## GIVEN REQUEST
Search the material for the word "this" and copy each line that holds it.
# start of DATA FOR THE TASK
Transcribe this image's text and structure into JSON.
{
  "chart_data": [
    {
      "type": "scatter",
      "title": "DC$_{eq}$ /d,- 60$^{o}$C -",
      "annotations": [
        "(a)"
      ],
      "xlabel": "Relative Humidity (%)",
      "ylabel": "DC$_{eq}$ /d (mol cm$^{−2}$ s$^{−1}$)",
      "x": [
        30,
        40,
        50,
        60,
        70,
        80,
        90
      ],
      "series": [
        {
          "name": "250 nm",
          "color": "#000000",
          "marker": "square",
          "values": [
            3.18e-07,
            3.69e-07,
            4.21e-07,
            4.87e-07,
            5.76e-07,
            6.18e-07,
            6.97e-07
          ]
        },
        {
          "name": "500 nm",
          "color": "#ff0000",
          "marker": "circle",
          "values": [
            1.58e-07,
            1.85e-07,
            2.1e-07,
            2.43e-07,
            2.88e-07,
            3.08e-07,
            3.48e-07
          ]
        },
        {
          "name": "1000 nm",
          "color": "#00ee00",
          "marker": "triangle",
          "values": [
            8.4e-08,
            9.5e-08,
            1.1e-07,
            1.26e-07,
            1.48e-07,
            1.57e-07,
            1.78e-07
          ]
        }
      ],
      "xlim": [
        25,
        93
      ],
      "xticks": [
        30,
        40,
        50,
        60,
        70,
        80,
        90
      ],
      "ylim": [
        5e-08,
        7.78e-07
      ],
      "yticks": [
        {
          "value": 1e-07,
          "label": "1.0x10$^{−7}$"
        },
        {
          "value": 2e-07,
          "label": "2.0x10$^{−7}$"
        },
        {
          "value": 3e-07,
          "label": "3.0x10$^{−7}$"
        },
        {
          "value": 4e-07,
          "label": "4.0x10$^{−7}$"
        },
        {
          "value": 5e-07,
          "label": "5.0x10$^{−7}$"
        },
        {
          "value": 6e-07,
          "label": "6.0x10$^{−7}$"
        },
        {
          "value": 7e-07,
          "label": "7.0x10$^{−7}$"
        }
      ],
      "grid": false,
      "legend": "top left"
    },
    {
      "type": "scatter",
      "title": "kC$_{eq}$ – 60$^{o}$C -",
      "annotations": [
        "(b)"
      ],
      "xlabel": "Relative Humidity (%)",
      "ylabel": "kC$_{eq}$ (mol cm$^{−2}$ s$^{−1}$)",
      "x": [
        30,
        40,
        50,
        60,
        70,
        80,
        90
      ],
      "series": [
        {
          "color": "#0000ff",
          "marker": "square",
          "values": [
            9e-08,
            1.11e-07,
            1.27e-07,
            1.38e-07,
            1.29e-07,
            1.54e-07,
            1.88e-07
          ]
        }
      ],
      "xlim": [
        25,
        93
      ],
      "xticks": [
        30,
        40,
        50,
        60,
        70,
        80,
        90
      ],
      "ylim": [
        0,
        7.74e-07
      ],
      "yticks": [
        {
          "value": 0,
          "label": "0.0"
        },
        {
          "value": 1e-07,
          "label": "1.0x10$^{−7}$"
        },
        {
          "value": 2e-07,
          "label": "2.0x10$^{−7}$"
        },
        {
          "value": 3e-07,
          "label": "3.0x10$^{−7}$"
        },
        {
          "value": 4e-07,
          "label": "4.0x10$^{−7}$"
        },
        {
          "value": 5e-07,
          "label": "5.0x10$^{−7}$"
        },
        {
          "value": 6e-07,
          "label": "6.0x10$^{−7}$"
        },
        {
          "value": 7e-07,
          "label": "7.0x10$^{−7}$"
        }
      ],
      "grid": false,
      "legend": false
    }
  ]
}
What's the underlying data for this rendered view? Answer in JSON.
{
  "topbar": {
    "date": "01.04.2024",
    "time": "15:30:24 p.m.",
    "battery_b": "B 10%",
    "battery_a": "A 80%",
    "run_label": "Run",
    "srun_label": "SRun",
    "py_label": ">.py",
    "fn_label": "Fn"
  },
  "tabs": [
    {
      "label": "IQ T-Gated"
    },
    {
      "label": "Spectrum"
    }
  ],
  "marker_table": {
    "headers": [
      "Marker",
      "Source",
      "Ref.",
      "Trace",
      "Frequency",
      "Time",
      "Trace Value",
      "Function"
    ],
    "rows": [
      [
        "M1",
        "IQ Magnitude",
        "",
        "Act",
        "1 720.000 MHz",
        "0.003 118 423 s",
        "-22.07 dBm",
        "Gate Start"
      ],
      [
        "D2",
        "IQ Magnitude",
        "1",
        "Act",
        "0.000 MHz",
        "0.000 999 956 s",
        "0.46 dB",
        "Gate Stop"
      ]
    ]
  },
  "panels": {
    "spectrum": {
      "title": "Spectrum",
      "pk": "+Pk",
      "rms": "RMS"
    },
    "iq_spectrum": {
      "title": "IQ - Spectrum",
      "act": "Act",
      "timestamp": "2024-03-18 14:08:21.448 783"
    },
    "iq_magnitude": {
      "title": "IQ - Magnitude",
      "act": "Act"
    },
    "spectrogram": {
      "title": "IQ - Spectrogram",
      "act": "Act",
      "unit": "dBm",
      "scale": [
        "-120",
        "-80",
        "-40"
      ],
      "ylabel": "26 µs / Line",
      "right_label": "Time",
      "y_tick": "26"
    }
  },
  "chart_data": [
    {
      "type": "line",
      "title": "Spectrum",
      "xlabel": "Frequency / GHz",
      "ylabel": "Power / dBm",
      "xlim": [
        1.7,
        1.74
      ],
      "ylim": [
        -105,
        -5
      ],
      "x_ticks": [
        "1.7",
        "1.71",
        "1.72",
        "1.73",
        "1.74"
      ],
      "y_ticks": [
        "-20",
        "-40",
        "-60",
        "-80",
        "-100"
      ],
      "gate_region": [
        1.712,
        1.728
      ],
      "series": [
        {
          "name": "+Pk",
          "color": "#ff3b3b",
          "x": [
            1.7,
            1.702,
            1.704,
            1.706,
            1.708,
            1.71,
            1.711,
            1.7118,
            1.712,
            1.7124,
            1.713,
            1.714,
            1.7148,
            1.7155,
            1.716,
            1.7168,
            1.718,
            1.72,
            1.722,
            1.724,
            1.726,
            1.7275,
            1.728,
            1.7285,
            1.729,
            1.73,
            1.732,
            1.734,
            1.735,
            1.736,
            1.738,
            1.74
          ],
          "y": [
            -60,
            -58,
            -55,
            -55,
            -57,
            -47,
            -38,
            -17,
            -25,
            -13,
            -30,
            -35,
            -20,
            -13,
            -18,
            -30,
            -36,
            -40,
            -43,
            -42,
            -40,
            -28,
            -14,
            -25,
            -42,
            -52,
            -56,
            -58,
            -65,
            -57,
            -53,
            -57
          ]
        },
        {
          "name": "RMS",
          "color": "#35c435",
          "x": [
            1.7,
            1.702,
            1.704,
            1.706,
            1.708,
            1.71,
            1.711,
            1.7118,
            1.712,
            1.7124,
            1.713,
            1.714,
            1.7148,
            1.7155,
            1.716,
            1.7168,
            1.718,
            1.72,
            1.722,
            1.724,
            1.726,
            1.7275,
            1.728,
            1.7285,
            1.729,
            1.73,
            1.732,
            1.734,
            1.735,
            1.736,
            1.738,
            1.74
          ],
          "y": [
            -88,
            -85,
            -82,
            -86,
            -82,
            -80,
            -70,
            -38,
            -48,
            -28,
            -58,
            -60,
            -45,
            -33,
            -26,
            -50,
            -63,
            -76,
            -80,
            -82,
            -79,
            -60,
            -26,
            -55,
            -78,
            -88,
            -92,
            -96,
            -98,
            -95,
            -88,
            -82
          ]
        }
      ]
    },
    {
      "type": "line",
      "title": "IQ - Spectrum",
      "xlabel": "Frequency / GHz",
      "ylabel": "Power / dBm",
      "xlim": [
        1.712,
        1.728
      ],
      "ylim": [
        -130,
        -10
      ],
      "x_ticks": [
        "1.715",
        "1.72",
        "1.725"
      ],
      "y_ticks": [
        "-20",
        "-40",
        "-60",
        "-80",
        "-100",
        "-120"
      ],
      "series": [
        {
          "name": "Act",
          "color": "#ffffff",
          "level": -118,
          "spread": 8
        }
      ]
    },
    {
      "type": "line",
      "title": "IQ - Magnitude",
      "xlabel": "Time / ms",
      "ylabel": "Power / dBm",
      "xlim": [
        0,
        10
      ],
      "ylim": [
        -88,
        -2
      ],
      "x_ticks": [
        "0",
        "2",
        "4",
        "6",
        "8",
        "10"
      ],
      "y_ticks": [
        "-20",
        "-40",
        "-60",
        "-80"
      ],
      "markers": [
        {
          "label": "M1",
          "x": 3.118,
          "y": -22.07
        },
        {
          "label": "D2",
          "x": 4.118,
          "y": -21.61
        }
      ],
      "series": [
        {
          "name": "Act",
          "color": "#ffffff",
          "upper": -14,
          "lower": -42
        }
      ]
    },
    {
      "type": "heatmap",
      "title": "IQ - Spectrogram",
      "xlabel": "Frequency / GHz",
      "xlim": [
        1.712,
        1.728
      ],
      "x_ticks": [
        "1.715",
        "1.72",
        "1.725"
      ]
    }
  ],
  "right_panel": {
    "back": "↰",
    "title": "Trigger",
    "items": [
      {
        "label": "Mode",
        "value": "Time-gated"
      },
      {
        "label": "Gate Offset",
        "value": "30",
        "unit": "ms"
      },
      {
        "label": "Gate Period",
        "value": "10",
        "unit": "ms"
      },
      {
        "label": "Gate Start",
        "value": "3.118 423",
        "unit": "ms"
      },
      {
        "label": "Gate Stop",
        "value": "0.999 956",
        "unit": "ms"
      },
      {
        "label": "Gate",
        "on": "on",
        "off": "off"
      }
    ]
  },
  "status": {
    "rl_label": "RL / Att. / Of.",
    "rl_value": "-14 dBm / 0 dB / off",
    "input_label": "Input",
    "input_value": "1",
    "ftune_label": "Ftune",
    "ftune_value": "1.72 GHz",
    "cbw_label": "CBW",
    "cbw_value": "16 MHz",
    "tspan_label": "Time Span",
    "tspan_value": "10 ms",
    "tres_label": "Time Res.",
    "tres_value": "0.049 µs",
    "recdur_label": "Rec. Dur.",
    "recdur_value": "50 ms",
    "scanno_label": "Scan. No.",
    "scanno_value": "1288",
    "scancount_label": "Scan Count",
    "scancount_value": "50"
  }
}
# end of DATA FOR THE TASK
## EXERCISE ANSWER
Transcribe this image's text and structure into JSON.
What's the underlying data for this rendered view? Answer in JSON.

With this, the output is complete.